EXCERPT:
----

All frosts, no thaws in impeachment imbroglio


| by Dharisha Bastians
Courtesy: Financial Times, Colombo

“I think he knows what Rome is. Rome is the mob. Conjure magic for them and they’ll be distracted. Take away their freedom and still they’ll roar. The beating heart of Rome is not the marble of the senate, it’s the sand of the colosseum. He will bring them death – and they will love him for it” – ‘Gladiator,’ the movie (2000)

( December 20, 2012, Colombo, Sri Lanka Guardian) Prior to the decline of the Roman Empire, the emperor and aristocrats regularly provided cheap food and entertainment to the people of Rome to keep them good humoured and approving of their leaders. The Gladiatorial games and circuses both inflamed and gratified the passions of the populace, making them less inclined to engage and interfere with politics and neglectful of civic duty.

This appeasement of the citizenry’s base desires for ‘bread and circuses,’ the rulers believed, was the most effective way to rise and then hold on to power. The bread and circus tactic is still used by regimes across the world to great effect, temporarily blinding the people to economic burdens and injustices perpetrated upon them by their rulers. Sri Lanka last week seemed a case in point.

Night racing

After several weeks of hectic prepping, the spectacle that was the Colombo Night Races unfolded last weekend at the makeshift track at Galle Face. In the run up to the event, army soldiers were hard at work, piling up sandbags and setting up the spectator stands for audiences that were expected from around the city and other parts of the island to witness the popular drag race style sporting event get underway in the streets of the capital.

Flashy sports cars fixed with special lighting effects make this a particularly entertaining spectator sport and proved vastly popular when the Carlton Sports Club pulled the races off last year. This year the organisers took the event one step further, even introducing a three wheeler race, with drivers decked in full black racing outfits and sporting helmets.

----

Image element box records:

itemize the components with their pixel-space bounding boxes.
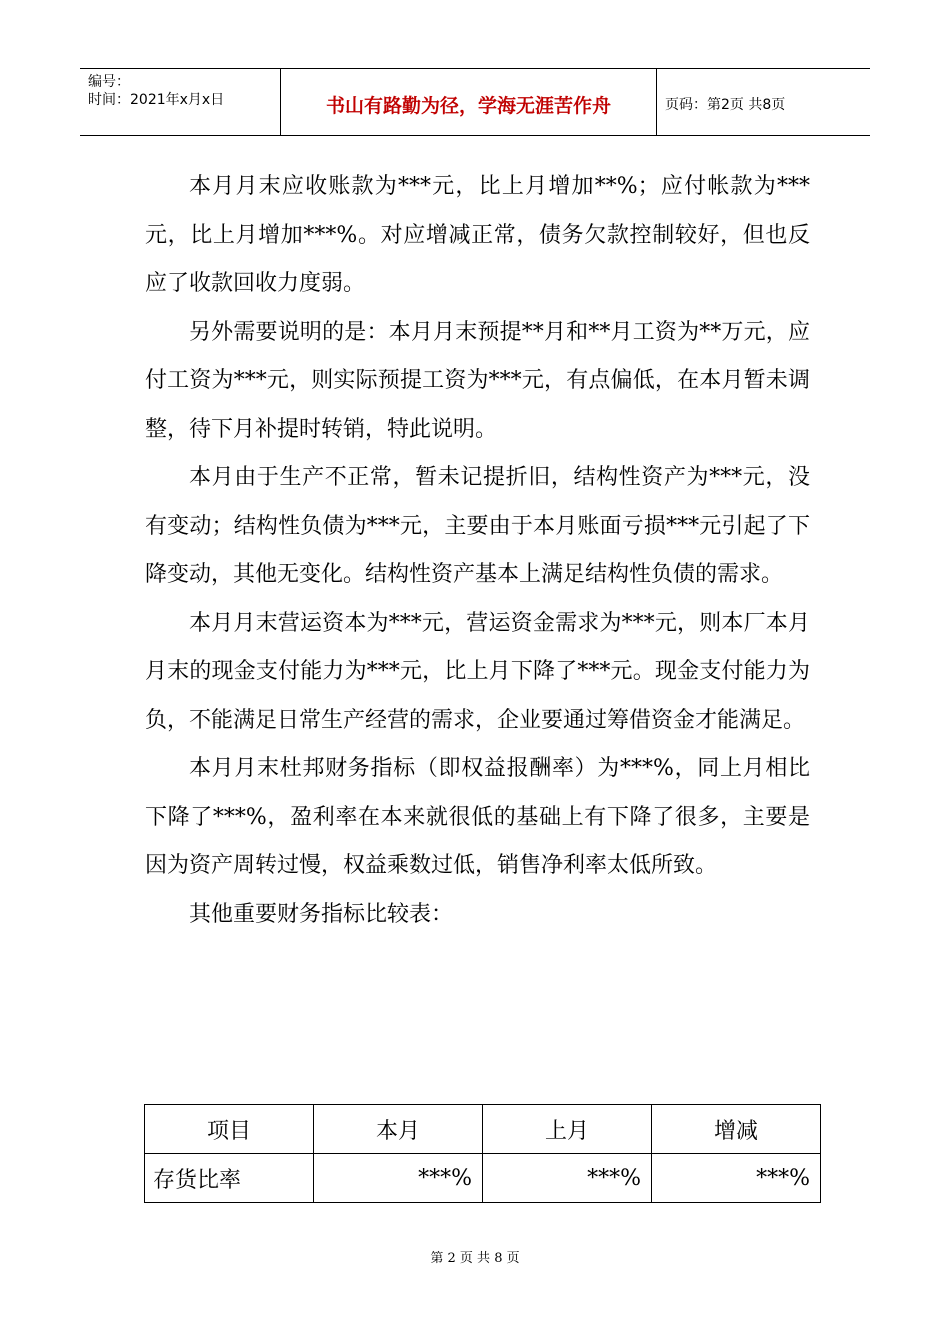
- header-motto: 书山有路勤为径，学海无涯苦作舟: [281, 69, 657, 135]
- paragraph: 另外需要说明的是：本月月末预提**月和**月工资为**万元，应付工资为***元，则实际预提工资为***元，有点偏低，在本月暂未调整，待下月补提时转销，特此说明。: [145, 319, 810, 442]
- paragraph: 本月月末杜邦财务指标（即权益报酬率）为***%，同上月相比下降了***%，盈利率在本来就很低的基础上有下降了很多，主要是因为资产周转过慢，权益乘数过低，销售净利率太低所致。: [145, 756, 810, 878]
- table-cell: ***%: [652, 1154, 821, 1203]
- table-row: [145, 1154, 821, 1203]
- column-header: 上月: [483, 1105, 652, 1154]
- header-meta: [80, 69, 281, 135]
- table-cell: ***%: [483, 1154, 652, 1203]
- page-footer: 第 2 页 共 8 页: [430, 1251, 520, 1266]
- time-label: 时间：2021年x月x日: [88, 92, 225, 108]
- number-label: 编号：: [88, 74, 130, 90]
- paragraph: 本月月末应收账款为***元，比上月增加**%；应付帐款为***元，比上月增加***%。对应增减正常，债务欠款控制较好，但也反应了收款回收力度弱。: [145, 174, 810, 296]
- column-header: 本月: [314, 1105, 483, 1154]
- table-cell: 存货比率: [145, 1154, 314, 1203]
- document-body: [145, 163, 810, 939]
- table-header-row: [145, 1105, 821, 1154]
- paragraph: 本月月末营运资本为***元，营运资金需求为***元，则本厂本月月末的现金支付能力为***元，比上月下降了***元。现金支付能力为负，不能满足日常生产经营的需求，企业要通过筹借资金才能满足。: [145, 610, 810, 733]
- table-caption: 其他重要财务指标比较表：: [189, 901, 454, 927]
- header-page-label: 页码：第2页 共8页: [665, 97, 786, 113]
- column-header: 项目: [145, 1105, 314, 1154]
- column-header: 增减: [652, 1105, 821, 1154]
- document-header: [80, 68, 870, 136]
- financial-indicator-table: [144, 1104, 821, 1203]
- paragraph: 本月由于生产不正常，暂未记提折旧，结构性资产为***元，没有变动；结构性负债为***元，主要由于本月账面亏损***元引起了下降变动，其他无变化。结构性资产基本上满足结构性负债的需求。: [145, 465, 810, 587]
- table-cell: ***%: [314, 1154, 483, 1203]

----

JOB 1: In the article on bread and circuses in Sri Lanka, what new race did the Colombo Night Races organizers add this year?
JOB 2: Carry the article on bread and circuses in Sri Lanka forward from its last sentence.

EXERCISE ANSWER 1: A three wheeler race, with drivers in full black racing outfits and helmets.

EXERCISE ANSWER 2:
Every year the races come with their share of controversy, due to road closures and general inconvenience to the public and hotels and restaurants in the Fort area. This year however, thanks to the racing car duty concession which became the highlight of the Government’s budget for 2013 and came just weeks before the racing event took place, opposition parties found more fodder than ever to wrap the Night Races in scandal and allegations of corruption.

The JVP has charged that the Carlton Sports Club with its affiliations to the ruling family, had received Rs. 200 million in tax concessions to import fancy racing cars and notified of the duty reduction well ahead of the budget presentation. The main Opposition UNP made the Lamborghini-Badagini slogan the keystone of its anti-Budget rhetoric, which constantly reiterated that the UPFA Budget for 2013 was a bonanza for the one per cent and created further economic distress for the rest of the country. But all this notwithstanding, the Colombo Night Races drew large crowds throughout the weekend and was generally heralded as a much needed boost to the city’s seasonal night life, with fireworks displays and after-parties for revellers once the races were over.
Almost as soon as the races ended, the Government slapped a mammoth Rs. 10 increase on petrol prices, once again fulfilling economic predictions that price increases would be inevitable before the end of the year in order to help to bridge the growing trade deficit.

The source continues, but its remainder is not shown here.